■ SHORT TASK ■
Search the records for "JSON" and copy each line that holds it.

>> Start DATA SUPPLIED

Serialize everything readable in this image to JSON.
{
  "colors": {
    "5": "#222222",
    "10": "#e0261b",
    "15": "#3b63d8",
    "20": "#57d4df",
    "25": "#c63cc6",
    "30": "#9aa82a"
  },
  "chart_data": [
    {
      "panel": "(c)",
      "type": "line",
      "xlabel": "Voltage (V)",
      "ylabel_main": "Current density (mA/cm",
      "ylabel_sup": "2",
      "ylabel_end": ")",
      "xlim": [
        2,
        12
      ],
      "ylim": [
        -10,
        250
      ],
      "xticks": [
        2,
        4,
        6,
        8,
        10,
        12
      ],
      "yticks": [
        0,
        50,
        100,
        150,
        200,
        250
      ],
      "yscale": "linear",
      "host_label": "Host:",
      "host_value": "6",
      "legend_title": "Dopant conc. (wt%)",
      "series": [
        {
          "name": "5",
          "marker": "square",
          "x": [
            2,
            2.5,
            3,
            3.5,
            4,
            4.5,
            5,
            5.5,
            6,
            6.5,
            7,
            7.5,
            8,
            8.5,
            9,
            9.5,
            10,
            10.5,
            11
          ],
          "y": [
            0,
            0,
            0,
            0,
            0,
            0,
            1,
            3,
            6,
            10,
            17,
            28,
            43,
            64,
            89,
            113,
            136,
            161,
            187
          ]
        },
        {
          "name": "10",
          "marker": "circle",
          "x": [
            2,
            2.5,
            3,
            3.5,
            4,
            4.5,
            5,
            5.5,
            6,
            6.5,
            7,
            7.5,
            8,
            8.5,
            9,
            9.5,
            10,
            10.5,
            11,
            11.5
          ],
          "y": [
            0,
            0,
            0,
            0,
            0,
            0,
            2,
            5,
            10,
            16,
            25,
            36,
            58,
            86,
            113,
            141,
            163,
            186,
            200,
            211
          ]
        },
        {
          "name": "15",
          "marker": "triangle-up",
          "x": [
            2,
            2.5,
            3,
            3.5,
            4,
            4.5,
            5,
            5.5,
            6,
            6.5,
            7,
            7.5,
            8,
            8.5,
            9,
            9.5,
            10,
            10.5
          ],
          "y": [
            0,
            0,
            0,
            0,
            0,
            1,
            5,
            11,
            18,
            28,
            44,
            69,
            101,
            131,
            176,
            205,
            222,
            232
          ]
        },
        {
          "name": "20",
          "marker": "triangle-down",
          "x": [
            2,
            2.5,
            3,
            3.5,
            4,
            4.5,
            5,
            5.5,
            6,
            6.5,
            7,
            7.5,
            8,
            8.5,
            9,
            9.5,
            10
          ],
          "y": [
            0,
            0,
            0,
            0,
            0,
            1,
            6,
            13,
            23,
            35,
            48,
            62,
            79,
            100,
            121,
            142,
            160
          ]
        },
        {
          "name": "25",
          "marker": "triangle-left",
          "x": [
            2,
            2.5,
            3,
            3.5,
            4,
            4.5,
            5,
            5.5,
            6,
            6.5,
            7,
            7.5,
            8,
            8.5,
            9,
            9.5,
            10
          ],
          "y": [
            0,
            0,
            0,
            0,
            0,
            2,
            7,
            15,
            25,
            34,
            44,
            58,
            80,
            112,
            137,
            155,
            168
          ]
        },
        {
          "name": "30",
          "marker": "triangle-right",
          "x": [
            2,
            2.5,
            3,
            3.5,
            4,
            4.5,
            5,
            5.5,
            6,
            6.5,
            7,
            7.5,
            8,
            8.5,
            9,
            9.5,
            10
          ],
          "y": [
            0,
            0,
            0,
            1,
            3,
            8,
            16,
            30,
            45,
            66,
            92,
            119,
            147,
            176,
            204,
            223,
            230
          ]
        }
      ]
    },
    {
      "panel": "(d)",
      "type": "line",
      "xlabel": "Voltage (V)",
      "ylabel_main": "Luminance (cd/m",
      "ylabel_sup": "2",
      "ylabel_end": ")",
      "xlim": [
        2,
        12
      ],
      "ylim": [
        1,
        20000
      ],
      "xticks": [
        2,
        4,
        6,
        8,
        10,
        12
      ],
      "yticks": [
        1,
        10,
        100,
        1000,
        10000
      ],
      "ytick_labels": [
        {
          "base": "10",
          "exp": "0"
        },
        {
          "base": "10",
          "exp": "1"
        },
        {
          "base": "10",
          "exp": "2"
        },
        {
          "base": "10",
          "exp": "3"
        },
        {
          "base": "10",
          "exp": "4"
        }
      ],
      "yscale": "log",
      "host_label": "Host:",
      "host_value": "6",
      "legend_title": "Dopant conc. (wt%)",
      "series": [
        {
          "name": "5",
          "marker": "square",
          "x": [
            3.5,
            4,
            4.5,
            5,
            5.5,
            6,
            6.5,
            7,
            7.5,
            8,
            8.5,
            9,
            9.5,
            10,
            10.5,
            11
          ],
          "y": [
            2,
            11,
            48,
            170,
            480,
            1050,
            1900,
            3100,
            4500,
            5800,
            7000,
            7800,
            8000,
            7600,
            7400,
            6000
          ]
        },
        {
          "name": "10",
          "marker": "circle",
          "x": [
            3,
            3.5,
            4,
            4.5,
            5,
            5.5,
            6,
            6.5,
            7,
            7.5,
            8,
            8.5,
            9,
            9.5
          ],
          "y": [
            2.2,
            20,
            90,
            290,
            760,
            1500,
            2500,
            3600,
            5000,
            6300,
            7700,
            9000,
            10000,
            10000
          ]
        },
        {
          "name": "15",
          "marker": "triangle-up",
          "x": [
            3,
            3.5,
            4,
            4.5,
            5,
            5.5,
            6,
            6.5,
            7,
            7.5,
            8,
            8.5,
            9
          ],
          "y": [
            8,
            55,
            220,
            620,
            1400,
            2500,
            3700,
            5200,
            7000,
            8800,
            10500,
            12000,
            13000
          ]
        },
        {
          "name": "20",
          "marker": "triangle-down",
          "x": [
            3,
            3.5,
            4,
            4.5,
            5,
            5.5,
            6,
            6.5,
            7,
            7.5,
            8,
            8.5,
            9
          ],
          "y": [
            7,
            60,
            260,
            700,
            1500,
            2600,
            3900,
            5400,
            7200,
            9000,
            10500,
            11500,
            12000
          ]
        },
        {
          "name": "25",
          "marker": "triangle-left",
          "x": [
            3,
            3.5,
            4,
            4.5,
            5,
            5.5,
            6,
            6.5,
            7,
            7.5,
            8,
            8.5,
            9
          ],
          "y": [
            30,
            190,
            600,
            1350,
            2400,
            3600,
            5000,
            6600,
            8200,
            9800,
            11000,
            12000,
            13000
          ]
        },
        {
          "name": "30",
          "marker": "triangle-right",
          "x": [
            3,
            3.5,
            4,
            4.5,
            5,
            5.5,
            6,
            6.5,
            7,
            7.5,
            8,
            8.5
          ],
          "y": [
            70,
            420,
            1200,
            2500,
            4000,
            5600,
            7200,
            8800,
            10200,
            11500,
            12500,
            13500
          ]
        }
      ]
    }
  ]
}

>> End DATA SUPPLIED
>> Start DATA SUPPLIED

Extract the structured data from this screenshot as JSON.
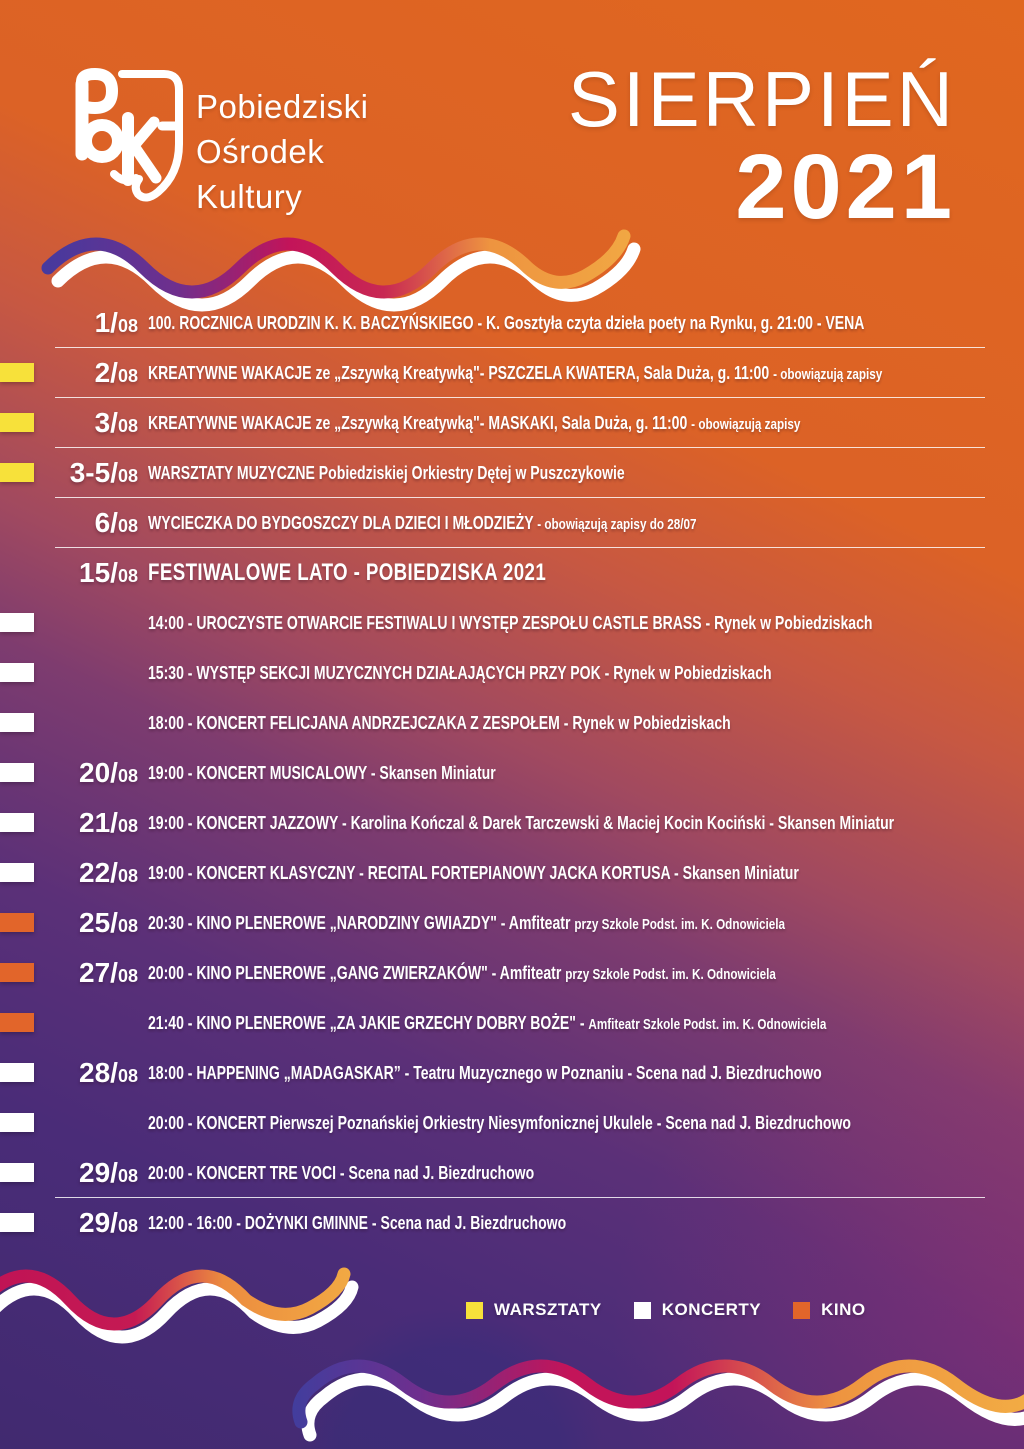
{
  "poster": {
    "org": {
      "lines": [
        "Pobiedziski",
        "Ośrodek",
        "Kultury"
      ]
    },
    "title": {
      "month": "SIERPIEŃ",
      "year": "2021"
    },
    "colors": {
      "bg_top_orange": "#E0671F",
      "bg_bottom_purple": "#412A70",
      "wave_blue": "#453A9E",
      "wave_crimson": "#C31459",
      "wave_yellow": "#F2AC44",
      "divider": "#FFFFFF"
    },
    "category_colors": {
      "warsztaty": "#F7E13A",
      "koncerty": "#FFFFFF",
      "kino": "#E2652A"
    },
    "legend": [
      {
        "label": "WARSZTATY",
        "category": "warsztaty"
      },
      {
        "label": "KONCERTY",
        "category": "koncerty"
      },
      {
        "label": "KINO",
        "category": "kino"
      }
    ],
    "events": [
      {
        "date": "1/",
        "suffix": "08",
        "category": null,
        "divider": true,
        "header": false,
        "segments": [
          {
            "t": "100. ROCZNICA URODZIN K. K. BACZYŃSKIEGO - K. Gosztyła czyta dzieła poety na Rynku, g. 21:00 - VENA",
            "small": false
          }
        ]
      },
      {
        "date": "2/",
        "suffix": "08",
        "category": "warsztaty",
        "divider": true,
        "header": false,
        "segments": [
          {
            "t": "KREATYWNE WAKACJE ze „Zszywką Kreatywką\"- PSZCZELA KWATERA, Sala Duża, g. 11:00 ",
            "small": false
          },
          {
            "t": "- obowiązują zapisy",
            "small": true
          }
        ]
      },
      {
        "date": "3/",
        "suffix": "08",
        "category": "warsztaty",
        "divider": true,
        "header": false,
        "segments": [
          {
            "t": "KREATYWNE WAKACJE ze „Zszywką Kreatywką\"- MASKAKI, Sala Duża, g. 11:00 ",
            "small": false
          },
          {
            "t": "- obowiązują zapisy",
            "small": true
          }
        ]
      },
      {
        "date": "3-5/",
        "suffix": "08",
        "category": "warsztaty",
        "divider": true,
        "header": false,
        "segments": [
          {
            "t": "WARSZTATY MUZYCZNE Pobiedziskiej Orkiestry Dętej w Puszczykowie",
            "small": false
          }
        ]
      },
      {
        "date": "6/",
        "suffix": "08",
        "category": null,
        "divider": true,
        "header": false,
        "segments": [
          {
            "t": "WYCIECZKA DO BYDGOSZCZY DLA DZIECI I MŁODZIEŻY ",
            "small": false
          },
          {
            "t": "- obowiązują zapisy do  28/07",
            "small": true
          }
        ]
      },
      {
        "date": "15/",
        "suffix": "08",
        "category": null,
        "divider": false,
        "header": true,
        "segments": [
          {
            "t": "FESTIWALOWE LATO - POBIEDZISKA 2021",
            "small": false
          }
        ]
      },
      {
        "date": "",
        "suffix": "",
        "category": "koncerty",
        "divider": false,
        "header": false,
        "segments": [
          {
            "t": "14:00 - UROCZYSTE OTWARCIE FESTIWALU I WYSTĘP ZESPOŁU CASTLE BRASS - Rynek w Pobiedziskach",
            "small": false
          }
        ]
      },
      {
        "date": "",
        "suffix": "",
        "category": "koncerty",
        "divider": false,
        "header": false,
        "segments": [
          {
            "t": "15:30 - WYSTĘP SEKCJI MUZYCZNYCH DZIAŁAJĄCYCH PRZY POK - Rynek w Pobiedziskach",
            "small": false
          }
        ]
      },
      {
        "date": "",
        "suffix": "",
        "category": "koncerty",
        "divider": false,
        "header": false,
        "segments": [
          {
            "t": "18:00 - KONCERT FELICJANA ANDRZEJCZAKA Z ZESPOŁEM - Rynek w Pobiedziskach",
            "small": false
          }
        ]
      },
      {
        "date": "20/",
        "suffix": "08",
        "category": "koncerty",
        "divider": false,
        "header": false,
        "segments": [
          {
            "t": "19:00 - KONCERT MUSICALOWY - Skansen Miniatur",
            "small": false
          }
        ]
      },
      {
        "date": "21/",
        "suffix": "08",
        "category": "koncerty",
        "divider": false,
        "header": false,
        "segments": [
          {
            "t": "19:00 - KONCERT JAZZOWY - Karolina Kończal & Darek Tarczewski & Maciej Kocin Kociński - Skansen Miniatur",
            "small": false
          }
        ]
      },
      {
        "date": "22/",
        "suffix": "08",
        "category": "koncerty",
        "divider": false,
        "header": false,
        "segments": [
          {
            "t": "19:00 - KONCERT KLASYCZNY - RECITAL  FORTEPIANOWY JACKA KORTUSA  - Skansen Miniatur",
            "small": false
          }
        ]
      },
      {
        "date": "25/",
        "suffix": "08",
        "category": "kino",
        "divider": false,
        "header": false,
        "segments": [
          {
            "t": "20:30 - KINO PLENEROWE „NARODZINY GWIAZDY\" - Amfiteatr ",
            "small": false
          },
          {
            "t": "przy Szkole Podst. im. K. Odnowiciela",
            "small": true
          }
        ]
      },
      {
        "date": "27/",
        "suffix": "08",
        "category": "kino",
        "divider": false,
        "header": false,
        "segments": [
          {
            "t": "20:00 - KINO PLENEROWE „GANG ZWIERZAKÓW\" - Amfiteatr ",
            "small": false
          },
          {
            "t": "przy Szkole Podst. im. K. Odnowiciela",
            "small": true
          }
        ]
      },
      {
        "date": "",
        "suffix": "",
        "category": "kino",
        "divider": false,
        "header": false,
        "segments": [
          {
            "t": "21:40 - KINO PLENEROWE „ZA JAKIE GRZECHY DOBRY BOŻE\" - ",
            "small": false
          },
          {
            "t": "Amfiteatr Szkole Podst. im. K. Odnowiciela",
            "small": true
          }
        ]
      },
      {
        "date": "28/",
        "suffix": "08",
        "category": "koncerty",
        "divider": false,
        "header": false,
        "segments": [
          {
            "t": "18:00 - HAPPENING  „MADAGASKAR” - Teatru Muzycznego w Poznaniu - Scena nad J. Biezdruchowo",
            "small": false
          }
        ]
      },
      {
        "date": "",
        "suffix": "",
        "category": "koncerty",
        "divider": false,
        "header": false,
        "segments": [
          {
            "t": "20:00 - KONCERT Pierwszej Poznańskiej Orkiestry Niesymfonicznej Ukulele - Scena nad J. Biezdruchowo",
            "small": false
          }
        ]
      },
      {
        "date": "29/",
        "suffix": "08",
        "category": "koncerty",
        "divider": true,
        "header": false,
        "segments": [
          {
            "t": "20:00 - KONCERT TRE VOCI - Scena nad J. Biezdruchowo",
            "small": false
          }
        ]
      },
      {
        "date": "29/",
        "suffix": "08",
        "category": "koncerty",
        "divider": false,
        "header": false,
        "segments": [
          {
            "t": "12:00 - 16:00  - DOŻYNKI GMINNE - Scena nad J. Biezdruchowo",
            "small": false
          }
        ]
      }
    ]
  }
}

>> End DATA SUPPLIED

■ TASK OUTPUT ■
Serialize everything readable in this image to JSON.
Extract the structured data from this screenshot as JSON.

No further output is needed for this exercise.